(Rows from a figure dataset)

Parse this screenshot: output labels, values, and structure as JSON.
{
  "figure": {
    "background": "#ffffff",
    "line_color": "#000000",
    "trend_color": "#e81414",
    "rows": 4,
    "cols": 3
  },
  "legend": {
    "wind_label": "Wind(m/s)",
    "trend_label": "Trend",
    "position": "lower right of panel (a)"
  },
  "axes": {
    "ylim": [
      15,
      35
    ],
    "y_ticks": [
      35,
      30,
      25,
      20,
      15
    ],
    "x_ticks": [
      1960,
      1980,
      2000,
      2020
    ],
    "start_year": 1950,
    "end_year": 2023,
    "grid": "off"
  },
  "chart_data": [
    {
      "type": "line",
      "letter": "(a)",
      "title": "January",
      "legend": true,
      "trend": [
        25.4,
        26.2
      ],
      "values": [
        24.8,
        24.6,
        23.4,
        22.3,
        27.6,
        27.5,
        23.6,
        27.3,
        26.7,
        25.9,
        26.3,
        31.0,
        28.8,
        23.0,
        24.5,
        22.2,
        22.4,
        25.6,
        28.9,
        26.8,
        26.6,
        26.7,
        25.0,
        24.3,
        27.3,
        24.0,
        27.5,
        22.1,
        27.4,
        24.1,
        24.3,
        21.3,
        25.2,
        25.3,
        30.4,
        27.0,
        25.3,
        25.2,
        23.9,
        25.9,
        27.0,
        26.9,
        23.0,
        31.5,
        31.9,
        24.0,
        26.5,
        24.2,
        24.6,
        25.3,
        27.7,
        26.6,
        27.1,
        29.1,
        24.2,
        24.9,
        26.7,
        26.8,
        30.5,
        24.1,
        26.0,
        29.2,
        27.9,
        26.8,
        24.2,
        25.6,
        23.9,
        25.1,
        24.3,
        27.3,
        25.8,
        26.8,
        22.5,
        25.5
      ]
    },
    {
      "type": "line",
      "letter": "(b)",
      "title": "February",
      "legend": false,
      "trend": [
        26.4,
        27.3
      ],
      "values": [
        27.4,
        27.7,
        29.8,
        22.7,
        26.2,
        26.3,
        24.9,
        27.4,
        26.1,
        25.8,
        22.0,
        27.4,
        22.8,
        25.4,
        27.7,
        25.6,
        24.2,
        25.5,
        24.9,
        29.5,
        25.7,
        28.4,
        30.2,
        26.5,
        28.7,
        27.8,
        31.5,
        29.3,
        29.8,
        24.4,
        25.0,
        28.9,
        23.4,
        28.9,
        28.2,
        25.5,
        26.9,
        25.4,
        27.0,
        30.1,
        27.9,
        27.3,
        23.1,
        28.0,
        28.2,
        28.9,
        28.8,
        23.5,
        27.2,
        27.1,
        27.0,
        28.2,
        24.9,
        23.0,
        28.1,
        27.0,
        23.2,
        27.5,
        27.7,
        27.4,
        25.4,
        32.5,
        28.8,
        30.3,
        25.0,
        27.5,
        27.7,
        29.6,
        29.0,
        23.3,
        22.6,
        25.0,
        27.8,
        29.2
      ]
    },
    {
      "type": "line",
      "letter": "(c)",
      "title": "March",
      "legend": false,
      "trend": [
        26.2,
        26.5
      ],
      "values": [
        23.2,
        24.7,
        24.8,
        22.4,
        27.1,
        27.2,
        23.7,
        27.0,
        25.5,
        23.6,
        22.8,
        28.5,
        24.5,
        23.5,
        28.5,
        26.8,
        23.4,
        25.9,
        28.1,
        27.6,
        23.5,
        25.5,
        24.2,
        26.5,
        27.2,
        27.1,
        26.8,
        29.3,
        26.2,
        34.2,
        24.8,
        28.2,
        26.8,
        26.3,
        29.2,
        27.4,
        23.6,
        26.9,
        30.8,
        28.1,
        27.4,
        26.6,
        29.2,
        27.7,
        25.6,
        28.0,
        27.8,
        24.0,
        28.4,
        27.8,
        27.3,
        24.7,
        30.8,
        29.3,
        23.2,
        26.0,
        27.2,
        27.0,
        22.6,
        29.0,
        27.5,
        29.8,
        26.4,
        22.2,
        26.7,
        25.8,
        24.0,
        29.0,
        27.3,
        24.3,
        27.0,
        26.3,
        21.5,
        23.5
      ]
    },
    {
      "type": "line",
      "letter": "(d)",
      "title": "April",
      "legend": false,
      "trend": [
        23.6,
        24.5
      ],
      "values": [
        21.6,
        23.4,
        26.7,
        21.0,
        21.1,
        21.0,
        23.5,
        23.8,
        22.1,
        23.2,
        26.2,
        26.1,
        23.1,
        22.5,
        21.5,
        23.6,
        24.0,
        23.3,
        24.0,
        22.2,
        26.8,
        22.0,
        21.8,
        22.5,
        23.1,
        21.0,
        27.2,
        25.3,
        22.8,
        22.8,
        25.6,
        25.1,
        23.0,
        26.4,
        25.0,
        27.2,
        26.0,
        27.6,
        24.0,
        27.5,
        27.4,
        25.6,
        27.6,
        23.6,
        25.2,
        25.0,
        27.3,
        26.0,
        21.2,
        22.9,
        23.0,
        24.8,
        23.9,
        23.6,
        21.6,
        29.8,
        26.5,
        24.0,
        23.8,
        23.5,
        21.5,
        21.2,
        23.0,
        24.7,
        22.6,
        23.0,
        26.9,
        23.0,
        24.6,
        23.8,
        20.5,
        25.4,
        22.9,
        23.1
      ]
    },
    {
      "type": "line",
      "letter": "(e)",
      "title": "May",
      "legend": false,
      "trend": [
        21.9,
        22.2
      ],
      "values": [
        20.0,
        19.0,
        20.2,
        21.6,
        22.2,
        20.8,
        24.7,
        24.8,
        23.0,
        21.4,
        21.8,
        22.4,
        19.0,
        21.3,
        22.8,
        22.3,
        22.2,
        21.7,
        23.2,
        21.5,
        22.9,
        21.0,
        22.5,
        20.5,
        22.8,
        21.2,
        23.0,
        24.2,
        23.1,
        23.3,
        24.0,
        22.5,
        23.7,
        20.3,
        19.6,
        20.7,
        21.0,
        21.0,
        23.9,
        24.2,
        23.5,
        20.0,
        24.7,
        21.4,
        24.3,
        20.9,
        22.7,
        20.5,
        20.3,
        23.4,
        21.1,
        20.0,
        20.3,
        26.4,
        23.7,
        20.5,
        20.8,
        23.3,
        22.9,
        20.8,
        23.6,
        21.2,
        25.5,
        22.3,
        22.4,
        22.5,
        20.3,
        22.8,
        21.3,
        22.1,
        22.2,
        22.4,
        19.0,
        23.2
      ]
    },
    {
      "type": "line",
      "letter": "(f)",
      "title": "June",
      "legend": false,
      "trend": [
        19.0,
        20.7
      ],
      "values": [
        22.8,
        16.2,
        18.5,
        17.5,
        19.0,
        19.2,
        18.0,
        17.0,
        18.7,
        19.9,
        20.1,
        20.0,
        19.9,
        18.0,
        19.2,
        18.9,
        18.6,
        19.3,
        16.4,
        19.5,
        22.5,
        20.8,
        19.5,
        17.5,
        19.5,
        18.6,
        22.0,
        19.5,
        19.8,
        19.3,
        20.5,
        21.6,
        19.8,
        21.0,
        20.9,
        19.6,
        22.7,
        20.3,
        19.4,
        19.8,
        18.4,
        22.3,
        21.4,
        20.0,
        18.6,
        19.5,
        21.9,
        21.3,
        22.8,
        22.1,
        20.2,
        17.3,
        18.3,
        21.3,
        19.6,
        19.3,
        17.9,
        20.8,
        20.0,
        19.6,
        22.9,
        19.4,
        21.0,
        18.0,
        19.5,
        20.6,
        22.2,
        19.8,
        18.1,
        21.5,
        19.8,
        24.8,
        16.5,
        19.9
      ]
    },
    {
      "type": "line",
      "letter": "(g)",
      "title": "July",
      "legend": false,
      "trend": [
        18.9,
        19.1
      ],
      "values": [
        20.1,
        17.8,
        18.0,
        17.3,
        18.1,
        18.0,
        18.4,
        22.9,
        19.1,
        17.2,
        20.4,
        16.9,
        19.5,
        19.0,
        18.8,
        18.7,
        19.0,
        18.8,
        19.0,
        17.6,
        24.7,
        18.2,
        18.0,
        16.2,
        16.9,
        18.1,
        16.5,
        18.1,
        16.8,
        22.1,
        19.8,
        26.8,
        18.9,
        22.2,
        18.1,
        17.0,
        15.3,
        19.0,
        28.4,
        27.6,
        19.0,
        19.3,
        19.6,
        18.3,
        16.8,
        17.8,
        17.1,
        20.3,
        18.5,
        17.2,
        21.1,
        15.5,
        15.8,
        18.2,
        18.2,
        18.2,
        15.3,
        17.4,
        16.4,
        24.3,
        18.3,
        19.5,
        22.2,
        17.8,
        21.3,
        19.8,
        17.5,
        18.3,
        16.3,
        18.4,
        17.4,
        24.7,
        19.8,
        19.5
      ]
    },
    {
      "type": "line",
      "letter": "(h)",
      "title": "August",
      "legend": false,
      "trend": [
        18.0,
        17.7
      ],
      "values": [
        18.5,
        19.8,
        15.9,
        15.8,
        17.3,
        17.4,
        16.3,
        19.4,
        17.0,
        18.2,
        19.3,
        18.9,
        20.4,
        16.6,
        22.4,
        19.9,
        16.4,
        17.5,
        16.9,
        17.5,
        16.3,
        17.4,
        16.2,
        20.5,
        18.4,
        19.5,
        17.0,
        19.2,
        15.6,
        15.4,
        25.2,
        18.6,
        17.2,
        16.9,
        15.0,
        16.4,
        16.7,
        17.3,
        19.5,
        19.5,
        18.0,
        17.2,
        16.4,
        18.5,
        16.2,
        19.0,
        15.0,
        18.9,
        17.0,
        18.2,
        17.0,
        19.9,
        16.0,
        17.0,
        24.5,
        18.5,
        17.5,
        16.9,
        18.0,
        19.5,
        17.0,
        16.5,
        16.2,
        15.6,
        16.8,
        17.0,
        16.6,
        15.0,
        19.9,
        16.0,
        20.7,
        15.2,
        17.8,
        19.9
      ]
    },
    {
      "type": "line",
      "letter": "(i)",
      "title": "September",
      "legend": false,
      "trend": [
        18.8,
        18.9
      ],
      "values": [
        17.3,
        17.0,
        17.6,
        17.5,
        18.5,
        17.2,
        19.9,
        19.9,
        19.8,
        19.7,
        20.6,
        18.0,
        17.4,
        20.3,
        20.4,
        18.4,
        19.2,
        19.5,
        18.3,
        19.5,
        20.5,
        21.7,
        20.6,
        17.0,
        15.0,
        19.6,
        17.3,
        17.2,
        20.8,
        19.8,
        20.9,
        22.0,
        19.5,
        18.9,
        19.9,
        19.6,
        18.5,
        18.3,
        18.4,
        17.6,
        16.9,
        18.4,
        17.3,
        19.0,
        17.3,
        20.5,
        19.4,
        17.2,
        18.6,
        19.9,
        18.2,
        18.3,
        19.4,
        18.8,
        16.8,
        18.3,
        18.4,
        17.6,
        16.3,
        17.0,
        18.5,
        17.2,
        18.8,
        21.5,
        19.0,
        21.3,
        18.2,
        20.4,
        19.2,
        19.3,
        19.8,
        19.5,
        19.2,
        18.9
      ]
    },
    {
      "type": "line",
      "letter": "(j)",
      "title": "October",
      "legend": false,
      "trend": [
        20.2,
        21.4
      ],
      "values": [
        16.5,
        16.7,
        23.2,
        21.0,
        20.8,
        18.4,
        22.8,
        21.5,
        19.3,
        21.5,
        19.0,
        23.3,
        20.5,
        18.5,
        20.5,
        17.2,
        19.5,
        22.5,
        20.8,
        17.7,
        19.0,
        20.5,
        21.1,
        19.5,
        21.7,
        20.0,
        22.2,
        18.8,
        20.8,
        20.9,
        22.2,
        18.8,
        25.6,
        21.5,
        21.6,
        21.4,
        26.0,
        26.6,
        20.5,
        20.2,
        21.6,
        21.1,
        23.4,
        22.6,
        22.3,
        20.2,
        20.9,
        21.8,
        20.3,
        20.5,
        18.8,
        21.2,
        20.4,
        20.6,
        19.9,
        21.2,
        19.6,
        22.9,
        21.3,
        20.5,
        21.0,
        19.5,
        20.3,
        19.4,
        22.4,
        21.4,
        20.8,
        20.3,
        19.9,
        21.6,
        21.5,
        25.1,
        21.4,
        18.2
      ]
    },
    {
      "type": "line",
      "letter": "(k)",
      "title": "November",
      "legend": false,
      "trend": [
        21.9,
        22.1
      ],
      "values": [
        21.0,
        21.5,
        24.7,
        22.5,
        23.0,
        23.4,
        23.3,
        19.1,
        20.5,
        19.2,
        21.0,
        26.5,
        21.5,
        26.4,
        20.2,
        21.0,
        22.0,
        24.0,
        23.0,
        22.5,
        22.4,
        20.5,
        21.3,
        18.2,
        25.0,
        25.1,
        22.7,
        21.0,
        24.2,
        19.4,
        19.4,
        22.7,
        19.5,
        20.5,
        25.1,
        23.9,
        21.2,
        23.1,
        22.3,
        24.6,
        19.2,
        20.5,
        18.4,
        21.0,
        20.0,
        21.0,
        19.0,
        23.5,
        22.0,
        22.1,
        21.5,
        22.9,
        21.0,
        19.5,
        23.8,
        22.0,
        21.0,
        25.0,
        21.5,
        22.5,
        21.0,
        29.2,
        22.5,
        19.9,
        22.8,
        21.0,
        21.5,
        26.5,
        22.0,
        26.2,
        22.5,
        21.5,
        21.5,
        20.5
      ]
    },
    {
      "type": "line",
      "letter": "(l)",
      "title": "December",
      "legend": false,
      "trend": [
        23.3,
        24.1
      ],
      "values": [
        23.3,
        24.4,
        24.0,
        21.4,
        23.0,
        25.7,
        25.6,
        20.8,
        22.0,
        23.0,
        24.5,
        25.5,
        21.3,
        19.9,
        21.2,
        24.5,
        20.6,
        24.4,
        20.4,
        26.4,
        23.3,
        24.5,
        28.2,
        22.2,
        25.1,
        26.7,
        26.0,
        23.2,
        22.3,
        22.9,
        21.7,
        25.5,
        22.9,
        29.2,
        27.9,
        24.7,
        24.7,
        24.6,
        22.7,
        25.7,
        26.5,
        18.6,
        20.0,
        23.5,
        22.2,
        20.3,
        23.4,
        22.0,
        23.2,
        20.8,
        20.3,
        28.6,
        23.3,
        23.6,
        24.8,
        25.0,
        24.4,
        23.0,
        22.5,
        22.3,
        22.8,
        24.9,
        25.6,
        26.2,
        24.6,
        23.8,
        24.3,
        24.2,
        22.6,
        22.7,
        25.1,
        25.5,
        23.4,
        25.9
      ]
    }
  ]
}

(WRITTEN REQUEST): Gather every line from the listing above in which the word "title" appears.

(FINAL ANSWER):
      "title": "January",
      "title": "February",
      "title": "March",
      "title": "April",
      "title": "May",
      "title": "June",
      "title": "July",
      "title": "August",
      "title": "September",
      "title": "October",
      "title": "November",
      "title": "December",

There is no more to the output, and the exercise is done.